* **Task objective**:
Set the listing down again exactly, please, apart from its pictures.
========================================================================
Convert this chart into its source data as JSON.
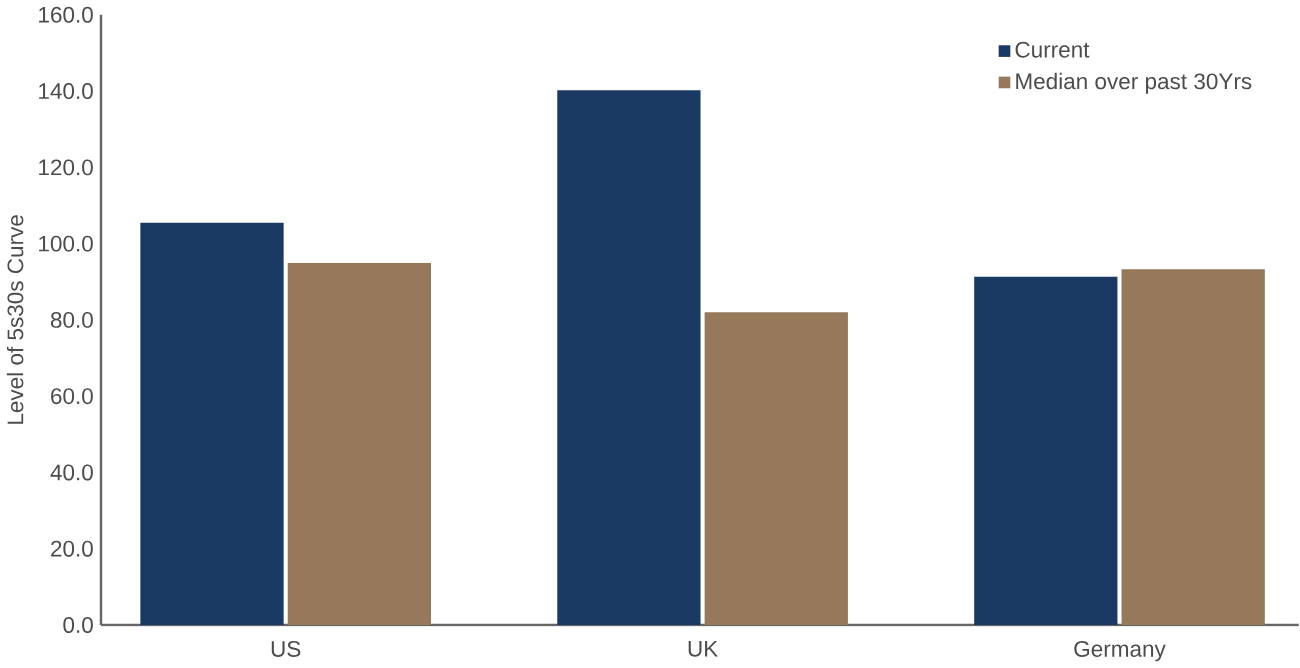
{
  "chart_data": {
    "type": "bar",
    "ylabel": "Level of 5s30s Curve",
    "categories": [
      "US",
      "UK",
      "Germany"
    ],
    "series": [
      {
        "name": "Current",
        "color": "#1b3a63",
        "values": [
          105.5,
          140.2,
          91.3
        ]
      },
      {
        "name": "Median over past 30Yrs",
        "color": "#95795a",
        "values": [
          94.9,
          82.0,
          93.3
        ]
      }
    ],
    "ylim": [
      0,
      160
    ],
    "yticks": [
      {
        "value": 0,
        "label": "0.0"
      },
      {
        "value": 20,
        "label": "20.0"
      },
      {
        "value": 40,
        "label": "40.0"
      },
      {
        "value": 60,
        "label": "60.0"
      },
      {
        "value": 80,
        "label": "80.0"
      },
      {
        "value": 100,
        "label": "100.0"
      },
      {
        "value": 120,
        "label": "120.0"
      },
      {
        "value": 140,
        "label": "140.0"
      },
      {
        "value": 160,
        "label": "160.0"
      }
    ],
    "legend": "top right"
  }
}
========================================================================
* **The response**:
Convert this chart into its source data as JSON.
{
  "chart_data": {
    "type": "bar",
    "ylabel": "Level of 5s30s Curve",
    "categories": [
      "US",
      "UK",
      "Germany"
    ],
    "series": [
      {
        "name": "Current",
        "color": "#1b3a63",
        "values": [
          105.5,
          140.2,
          91.3
        ]
      },
      {
        "name": "Median over past 30Yrs",
        "color": "#95795a",
        "values": [
          94.9,
          82.0,
          93.3
        ]
      }
    ],
    "ylim": [
      0,
      160
    ],
    "yticks": [
      {
        "value": 0,
        "label": "0.0"
      },
      {
        "value": 20,
        "label": "20.0"
      },
      {
        "value": 40,
        "label": "40.0"
      },
      {
        "value": 60,
        "label": "60.0"
      },
      {
        "value": 80,
        "label": "80.0"
      },
      {
        "value": 100,
        "label": "100.0"
      },
      {
        "value": 120,
        "label": "120.0"
      },
      {
        "value": 140,
        "label": "140.0"
      },
      {
        "value": 160,
        "label": "160.0"
      }
    ],
    "legend": "top right"
  }
}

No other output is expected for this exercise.